(Region and label listings)

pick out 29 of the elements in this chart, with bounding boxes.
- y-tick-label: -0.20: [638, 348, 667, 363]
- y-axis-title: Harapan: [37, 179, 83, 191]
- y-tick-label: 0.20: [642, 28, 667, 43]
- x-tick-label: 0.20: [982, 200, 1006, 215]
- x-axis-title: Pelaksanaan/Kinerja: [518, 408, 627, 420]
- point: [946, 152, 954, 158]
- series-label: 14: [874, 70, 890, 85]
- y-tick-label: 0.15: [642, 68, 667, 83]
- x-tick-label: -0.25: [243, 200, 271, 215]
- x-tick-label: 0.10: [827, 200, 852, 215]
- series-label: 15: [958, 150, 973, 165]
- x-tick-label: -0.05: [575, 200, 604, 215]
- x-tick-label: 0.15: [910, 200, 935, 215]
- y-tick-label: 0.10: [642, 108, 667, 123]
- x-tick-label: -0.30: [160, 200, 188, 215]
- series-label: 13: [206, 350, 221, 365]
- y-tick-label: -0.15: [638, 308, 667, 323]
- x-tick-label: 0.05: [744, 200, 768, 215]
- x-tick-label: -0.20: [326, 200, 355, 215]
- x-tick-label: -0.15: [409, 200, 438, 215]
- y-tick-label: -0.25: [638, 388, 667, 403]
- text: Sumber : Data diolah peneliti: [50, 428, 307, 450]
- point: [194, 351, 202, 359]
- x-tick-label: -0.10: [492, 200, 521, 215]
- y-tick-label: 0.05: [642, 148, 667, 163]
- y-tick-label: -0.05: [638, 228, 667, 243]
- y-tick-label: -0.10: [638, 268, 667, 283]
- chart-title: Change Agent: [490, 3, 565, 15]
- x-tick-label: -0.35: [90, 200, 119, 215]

* Goal of the exercise: Reproduce every one of the records above, substituting "x-axis-tick-label" for each occurrence of "x-tick-label" and leaving all other text unchanged.

* Solution:
pick out 29 of the elements in this chart, with bounding boxes.
- y-tick-label: -0.20: [638, 348, 667, 363]
- y-axis-title: Harapan: [37, 179, 83, 191]
- y-tick-label: 0.20: [642, 28, 667, 43]
- x-axis-tick-label: 0.20: [982, 200, 1006, 215]
- x-axis-title: Pelaksanaan/Kinerja: [518, 408, 627, 420]
- point: [946, 152, 954, 158]
- series-label: 14: [874, 70, 890, 85]
- y-tick-label: 0.15: [642, 68, 667, 83]
- x-axis-tick-label: -0.25: [243, 200, 271, 215]
- x-axis-tick-label: 0.10: [827, 200, 852, 215]
- series-label: 15: [958, 150, 973, 165]
- x-axis-tick-label: -0.05: [575, 200, 604, 215]
- x-axis-tick-label: 0.15: [910, 200, 935, 215]
- y-tick-label: 0.10: [642, 108, 667, 123]
- x-axis-tick-label: -0.30: [160, 200, 188, 215]
- series-label: 13: [206, 350, 221, 365]
- y-tick-label: -0.15: [638, 308, 667, 323]
- x-axis-tick-label: 0.05: [744, 200, 768, 215]
- x-axis-tick-label: -0.20: [326, 200, 355, 215]
- x-axis-tick-label: -0.15: [409, 200, 438, 215]
- y-tick-label: -0.25: [638, 388, 667, 403]
- text: Sumber : Data diolah peneliti: [50, 428, 307, 450]
- point: [194, 351, 202, 359]
- x-axis-tick-label: -0.10: [492, 200, 521, 215]
- y-tick-label: 0.05: [642, 148, 667, 163]
- y-tick-label: -0.05: [638, 228, 667, 243]
- y-tick-label: -0.10: [638, 268, 667, 283]
- chart-title: Change Agent: [490, 3, 565, 15]
- x-axis-tick-label: -0.35: [90, 200, 119, 215]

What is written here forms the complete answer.